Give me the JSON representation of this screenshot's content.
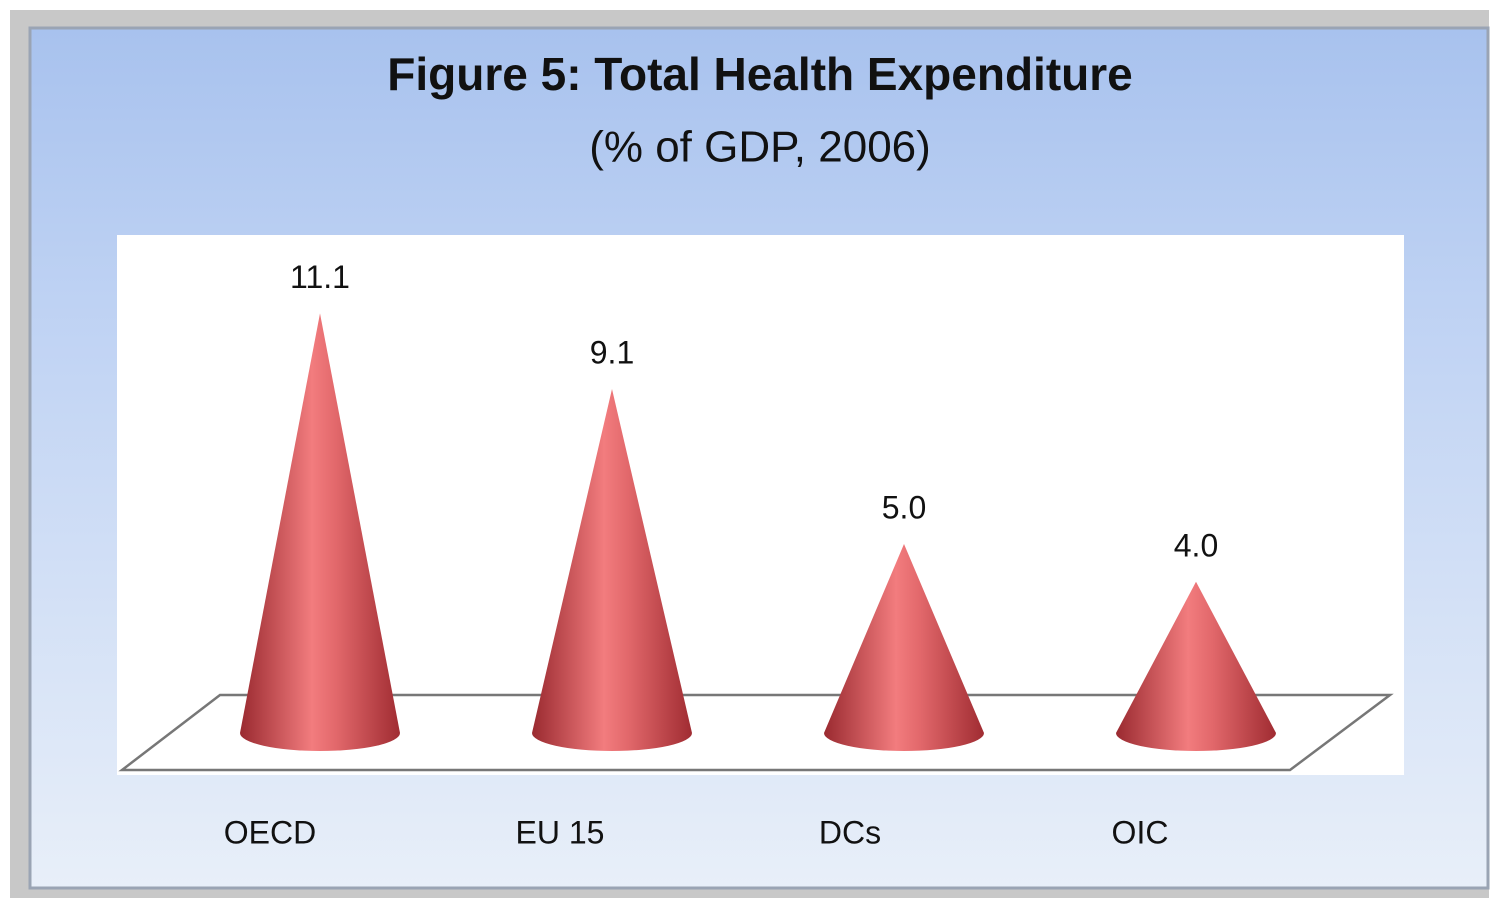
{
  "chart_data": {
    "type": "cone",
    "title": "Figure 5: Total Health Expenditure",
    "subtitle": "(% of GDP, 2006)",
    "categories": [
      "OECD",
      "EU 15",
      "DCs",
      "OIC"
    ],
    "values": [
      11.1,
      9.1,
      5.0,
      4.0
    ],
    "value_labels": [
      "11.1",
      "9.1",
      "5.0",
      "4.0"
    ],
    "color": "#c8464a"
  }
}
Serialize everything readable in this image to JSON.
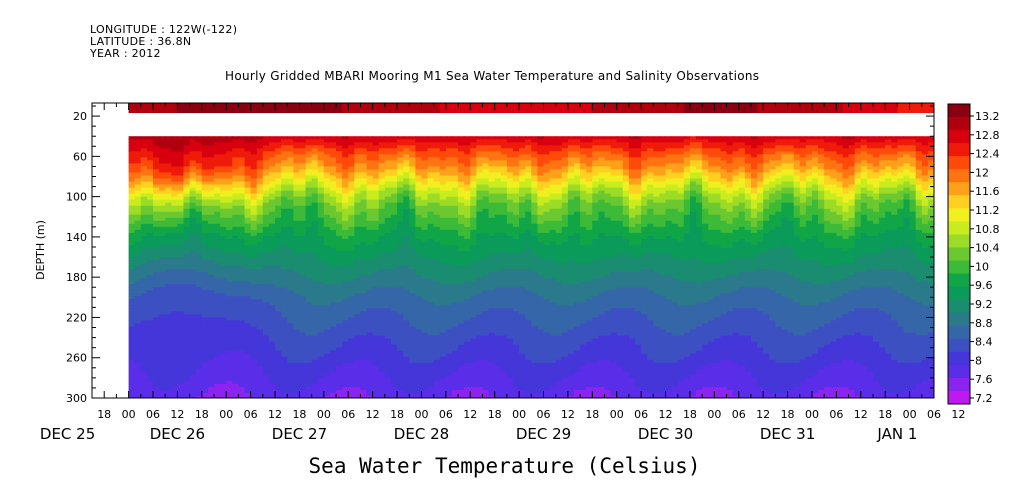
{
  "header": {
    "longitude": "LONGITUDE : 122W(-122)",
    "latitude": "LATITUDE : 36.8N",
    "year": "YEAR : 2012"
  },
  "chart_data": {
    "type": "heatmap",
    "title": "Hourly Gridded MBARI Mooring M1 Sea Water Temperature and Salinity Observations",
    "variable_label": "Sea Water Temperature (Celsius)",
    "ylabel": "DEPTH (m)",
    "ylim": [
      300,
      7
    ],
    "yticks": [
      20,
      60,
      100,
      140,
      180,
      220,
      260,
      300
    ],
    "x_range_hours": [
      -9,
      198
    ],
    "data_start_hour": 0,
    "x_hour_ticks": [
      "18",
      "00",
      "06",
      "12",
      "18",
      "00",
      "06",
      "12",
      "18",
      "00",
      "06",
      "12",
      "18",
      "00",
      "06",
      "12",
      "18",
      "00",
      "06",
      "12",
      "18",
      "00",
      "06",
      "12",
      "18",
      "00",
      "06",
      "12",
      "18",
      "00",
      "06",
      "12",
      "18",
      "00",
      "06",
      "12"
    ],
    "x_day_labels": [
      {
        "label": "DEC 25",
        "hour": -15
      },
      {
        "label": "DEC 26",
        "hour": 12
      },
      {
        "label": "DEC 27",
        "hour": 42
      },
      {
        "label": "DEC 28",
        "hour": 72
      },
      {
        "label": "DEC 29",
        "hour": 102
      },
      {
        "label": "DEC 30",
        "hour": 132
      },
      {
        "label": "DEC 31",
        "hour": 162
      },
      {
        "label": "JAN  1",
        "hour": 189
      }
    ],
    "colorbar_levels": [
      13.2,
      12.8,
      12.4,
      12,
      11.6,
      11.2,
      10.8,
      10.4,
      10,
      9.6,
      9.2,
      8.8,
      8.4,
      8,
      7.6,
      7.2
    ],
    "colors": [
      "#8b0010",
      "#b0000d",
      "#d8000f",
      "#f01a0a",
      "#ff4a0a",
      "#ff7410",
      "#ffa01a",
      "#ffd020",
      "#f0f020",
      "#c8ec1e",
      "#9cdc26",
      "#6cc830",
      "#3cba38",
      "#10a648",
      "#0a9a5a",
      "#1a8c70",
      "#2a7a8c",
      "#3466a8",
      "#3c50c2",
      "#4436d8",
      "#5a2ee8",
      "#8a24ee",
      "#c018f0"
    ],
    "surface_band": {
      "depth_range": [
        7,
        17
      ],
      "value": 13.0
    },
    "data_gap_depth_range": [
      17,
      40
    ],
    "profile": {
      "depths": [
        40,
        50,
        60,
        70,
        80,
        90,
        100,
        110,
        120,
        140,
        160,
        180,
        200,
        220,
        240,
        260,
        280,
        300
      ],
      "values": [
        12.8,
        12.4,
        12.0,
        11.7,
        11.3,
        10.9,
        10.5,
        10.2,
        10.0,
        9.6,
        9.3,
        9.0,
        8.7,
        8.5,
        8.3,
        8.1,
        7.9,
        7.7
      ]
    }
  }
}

_Given problem_. Give every line back word for word and leave the pictures out.

_Result of this task_.
Give me the JSON representation of this screenshot's content.
{
  "chart_data": {
    "type": "cone",
    "title": "Figure 5: Total Health Expenditure",
    "subtitle": "(% of GDP, 2006)",
    "categories": [
      "OECD",
      "EU 15",
      "DCs",
      "OIC"
    ],
    "values": [
      11.1,
      9.1,
      5.0,
      4.0
    ],
    "value_labels": [
      "11.1",
      "9.1",
      "5.0",
      "4.0"
    ],
    "color": "#c8464a"
  }
}
Serialize everything readable in this image to JSON.
{
  "header": {
    "longitude": "LONGITUDE : 122W(-122)",
    "latitude": "LATITUDE : 36.8N",
    "year": "YEAR : 2012"
  },
  "chart_data": {
    "type": "heatmap",
    "title": "Hourly Gridded MBARI Mooring M1 Sea Water Temperature and Salinity Observations",
    "variable_label": "Sea Water Temperature (Celsius)",
    "ylabel": "DEPTH (m)",
    "ylim": [
      300,
      7
    ],
    "yticks": [
      20,
      60,
      100,
      140,
      180,
      220,
      260,
      300
    ],
    "x_range_hours": [
      -9,
      198
    ],
    "data_start_hour": 0,
    "x_hour_ticks": [
      "18",
      "00",
      "06",
      "12",
      "18",
      "00",
      "06",
      "12",
      "18",
      "00",
      "06",
      "12",
      "18",
      "00",
      "06",
      "12",
      "18",
      "00",
      "06",
      "12",
      "18",
      "00",
      "06",
      "12",
      "18",
      "00",
      "06",
      "12",
      "18",
      "00",
      "06",
      "12",
      "18",
      "00",
      "06",
      "12"
    ],
    "x_day_labels": [
      {
        "label": "DEC 25",
        "hour": -15
      },
      {
        "label": "DEC 26",
        "hour": 12
      },
      {
        "label": "DEC 27",
        "hour": 42
      },
      {
        "label": "DEC 28",
        "hour": 72
      },
      {
        "label": "DEC 29",
        "hour": 102
      },
      {
        "label": "DEC 30",
        "hour": 132
      },
      {
        "label": "DEC 31",
        "hour": 162
      },
      {
        "label": "JAN  1",
        "hour": 189
      }
    ],
    "colorbar_levels": [
      13.2,
      12.8,
      12.4,
      12,
      11.6,
      11.2,
      10.8,
      10.4,
      10,
      9.6,
      9.2,
      8.8,
      8.4,
      8,
      7.6,
      7.2
    ],
    "colors": [
      "#8b0010",
      "#b0000d",
      "#d8000f",
      "#f01a0a",
      "#ff4a0a",
      "#ff7410",
      "#ffa01a",
      "#ffd020",
      "#f0f020",
      "#c8ec1e",
      "#9cdc26",
      "#6cc830",
      "#3cba38",
      "#10a648",
      "#0a9a5a",
      "#1a8c70",
      "#2a7a8c",
      "#3466a8",
      "#3c50c2",
      "#4436d8",
      "#5a2ee8",
      "#8a24ee",
      "#c018f0"
    ],
    "surface_band": {
      "depth_range": [
        7,
        17
      ],
      "value": 13.0
    },
    "data_gap_depth_range": [
      17,
      40
    ],
    "profile": {
      "depths": [
        40,
        50,
        60,
        70,
        80,
        90,
        100,
        110,
        120,
        140,
        160,
        180,
        200,
        220,
        240,
        260,
        280,
        300
      ],
      "values": [
        12.8,
        12.4,
        12.0,
        11.7,
        11.3,
        10.9,
        10.5,
        10.2,
        10.0,
        9.6,
        9.3,
        9.0,
        8.7,
        8.5,
        8.3,
        8.1,
        7.9,
        7.7
      ]
    }
  }
}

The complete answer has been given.